Copy every line of the records below that holds the word "text".

=-=-=-=-=

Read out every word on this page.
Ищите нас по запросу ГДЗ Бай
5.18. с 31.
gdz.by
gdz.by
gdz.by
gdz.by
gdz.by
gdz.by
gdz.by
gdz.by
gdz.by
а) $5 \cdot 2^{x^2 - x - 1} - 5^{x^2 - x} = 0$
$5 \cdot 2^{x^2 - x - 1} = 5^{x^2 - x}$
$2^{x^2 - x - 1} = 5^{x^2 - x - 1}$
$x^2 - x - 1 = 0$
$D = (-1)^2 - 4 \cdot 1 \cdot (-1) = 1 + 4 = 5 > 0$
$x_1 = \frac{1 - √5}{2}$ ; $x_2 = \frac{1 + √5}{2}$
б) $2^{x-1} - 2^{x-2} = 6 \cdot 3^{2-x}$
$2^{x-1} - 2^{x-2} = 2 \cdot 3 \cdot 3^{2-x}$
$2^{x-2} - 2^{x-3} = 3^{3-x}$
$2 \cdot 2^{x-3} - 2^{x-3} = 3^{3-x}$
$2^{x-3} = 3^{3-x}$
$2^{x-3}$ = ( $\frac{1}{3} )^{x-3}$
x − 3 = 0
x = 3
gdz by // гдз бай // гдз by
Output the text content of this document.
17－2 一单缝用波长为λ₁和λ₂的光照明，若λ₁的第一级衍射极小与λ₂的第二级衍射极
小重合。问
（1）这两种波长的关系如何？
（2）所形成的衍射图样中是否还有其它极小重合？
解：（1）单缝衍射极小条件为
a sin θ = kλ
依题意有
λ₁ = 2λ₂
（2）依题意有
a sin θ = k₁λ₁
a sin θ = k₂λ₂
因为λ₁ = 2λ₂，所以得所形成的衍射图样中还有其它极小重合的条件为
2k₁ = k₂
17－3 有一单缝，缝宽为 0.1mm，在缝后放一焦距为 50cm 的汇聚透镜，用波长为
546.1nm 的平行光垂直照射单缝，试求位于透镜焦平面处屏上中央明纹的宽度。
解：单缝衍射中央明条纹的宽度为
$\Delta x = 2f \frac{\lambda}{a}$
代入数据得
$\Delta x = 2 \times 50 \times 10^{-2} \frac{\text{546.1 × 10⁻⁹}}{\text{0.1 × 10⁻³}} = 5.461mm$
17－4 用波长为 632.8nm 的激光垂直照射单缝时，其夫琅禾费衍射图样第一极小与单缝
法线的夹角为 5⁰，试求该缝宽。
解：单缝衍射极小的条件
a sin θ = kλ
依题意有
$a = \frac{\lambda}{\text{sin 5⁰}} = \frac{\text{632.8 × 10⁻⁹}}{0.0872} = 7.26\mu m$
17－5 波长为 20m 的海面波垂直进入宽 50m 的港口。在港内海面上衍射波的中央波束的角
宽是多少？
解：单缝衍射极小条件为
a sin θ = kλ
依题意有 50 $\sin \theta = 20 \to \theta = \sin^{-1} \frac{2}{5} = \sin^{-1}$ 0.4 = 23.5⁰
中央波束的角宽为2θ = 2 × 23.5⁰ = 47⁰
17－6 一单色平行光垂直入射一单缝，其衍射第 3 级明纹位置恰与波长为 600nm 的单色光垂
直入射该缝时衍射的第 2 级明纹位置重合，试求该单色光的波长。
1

=-=-=-=-=

RESULT OF THIS TASK:
Output the text content of this document.
$\Delta x = 2 \times 50 \times 10^{-2} \frac{\text{546.1 × 10⁻⁹}}{\text{0.1 × 10⁻³}} = 5.461mm$
$a = \frac{\lambda}{\text{sin 5⁰}} = \frac{\text{632.8 × 10⁻⁹}}{0.0872} = 7.26\mu m$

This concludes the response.